- **TASK TO CARRY OUT**
Output every record word for word.

- **SUPPLIED RECORDS**
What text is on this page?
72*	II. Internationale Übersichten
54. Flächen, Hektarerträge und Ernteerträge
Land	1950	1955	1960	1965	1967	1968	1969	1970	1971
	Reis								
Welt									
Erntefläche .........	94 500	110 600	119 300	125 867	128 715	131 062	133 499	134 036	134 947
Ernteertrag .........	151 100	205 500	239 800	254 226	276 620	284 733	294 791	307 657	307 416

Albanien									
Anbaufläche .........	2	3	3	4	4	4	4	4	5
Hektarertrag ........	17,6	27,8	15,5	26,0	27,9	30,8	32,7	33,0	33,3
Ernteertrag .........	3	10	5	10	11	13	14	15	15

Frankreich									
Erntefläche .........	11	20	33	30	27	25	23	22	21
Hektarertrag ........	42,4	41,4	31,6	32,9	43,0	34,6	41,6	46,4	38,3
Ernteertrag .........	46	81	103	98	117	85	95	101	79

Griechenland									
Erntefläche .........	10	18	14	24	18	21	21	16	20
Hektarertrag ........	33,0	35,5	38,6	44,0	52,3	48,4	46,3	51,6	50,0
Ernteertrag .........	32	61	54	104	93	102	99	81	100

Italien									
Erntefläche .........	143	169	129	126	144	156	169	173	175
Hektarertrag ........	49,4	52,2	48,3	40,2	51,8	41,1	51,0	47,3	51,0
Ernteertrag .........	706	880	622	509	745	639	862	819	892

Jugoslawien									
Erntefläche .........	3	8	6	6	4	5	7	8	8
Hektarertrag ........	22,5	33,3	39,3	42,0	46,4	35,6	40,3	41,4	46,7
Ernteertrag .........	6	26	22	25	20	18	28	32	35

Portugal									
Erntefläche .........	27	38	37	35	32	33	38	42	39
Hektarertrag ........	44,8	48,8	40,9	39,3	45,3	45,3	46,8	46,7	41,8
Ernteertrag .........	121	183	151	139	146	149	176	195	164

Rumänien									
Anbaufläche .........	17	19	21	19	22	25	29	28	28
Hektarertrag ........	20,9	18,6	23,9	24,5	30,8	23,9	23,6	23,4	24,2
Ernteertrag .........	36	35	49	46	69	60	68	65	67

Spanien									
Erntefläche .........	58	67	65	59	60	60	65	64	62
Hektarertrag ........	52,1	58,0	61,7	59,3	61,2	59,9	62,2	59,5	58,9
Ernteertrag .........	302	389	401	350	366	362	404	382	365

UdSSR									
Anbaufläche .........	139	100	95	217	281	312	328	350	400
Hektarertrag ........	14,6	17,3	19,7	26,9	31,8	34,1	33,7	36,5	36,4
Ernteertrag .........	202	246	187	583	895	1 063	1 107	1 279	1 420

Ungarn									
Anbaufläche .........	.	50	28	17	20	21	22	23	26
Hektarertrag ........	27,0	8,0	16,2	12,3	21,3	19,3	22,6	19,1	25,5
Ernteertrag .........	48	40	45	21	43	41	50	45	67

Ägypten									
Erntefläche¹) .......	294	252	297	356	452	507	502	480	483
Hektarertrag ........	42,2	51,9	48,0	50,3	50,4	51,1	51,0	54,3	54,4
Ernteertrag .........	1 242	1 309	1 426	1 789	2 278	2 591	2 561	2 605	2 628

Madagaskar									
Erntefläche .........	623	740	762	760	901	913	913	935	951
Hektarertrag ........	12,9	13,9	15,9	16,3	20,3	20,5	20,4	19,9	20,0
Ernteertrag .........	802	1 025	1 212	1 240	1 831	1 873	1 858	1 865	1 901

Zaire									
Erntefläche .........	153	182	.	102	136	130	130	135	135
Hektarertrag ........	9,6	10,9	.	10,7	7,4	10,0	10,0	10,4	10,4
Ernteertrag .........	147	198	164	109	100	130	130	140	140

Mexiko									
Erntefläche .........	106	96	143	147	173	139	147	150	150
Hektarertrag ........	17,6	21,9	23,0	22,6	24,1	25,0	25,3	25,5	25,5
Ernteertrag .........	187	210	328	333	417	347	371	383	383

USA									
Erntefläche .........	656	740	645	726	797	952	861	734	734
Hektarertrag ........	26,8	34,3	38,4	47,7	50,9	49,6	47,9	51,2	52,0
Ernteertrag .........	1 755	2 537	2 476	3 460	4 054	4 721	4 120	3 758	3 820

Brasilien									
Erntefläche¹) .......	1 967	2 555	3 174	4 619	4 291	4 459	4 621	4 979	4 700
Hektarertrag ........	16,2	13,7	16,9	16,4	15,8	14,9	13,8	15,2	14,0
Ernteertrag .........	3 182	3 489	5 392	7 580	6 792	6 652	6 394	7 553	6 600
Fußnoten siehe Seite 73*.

- **RIGHT ANSWER**
What text is on this page?
72*	II. Internationale Übersichten
54. Flächen, Hektarerträge und Ernteerträge
Land	1950	1955	1960	1965	1967	1968	1969	1970	1971
	Reis								
Welt									
Erntefläche .........	94 500	110 600	119 300	125 867	128 715	131 062	133 499	134 036	134 947
Ernteertrag .........	151 100	205 500	239 800	254 226	276 620	284 733	294 791	307 657	307 416

Albanien									
Anbaufläche .........	2	3	3	4	4	4	4	4	5
Hektarertrag ........	17,6	27,8	15,5	26,0	27,9	30,8	32,7	33,0	33,3
Ernteertrag .........	3	10	5	10	11	13	14	15	15

Frankreich									
Erntefläche .........	11	20	33	30	27	25	23	22	21
Hektarertrag ........	42,4	41,4	31,6	32,9	43,0	34,6	41,6	46,4	38,3
Ernteertrag .........	46	81	103	98	117	85	95	101	79

Griechenland									
Erntefläche .........	10	18	14	24	18	21	21	16	20
Hektarertrag ........	33,0	35,5	38,6	44,0	52,3	48,4	46,3	51,6	50,0
Ernteertrag .........	32	61	54	104	93	102	99	81	100

Italien									
Erntefläche .........	143	169	129	126	144	156	169	173	175
Hektarertrag ........	49,4	52,2	48,3	40,2	51,8	41,1	51,0	47,3	51,0
Ernteertrag .........	706	880	622	509	745	639	862	819	892

Jugoslawien									
Erntefläche .........	3	8	6	6	4	5	7	8	8
Hektarertrag ........	22,5	33,3	39,3	42,0	46,4	35,6	40,3	41,4	46,7
Ernteertrag .........	6	26	22	25	20	18	28	32	35

Portugal									
Erntefläche .........	27	38	37	35	32	33	38	42	39
Hektarertrag ........	44,8	48,8	40,9	39,3	45,3	45,3	46,8	46,7	41,8
Ernteertrag .........	121	183	151	139	146	149	176	195	164

Rumänien									
Anbaufläche .........	17	19	21	19	22	25	29	28	28
Hektarertrag ........	20,9	18,6	23,9	24,5	30,8	23,9	23,6	23,4	24,2
Ernteertrag .........	36	35	49	46	69	60	68	65	67

Spanien									
Erntefläche .........	58	67	65	59	60	60	65	64	62
Hektarertrag ........	52,1	58,0	61,7	59,3	61,2	59,9	62,2	59,5	58,9
Ernteertrag .........	302	389	401	350	366	362	404	382	365

UdSSR									
Anbaufläche .........	139	100	95	217	281	312	328	350	400
Hektarertrag ........	14,6	17,3	19,7	26,9	31,8	34,1	33,7	36,5	36,4
Ernteertrag .........	202	246	187	583	895	1 063	1 107	1 279	1 420

Ungarn									
Anbaufläche .........	.	50	28	17	20	21	22	23	26
Hektarertrag ........	27,0	8,0	16,2	12,3	21,3	19,3	22,6	19,1	25,5
Ernteertrag .........	48	40	45	21	43	41	50	45	67

Ägypten									
Erntefläche¹) .......	294	252	297	356	452	507	502	480	483
Hektarertrag ........	42,2	51,9	48,0	50,3	50,4	51,1	51,0	54,3	54,4
Ernteertrag .........	1 242	1 309	1 426	1 789	2 278	2 591	2 561	2 605	2 628

Madagaskar									
Erntefläche .........	623	740	762	760	901	913	913	935	951
Hektarertrag ........	12,9	13,9	15,9	16,3	20,3	20,5	20,4	19,9	20,0
Ernteertrag .........	802	1 025	1 212	1 240	1 831	1 873	1 858	1 865	1 901

Zaire									
Erntefläche .........	153	182	.	102	136	130	130	135	135
Hektarertrag ........	9,6	10,9	.	10,7	7,4	10,0	10,0	10,4	10,4
Ernteertrag .........	147	198	164	109	100	130	130	140	140

Mexiko									
Erntefläche .........	106	96	143	147	173	139	147	150	150
Hektarertrag ........	17,6	21,9	23,0	22,6	24,1	25,0	25,3	25,5	25,5
Ernteertrag .........	187	210	328	333	417	347	371	383	383

USA									
Erntefläche .........	656	740	645	726	797	952	861	734	734
Hektarertrag ........	26,8	34,3	38,4	47,7	50,9	49,6	47,9	51,2	52,0
Ernteertrag .........	1 755	2 537	2 476	3 460	4 054	4 721	4 120	3 758	3 820

Brasilien									
Erntefläche¹) .......	1 967	2 555	3 174	4 619	4 291	4 459	4 621	4 979	4 700
Hektarertrag ........	16,2	13,7	16,9	16,4	15,8	14,9	13,8	15,2	14,0
Ernteertrag .........	3 182	3 489	5 392	7 580	6 792	6 652	6 394	7 553	6 600
Fußnoten siehe Seite 73*.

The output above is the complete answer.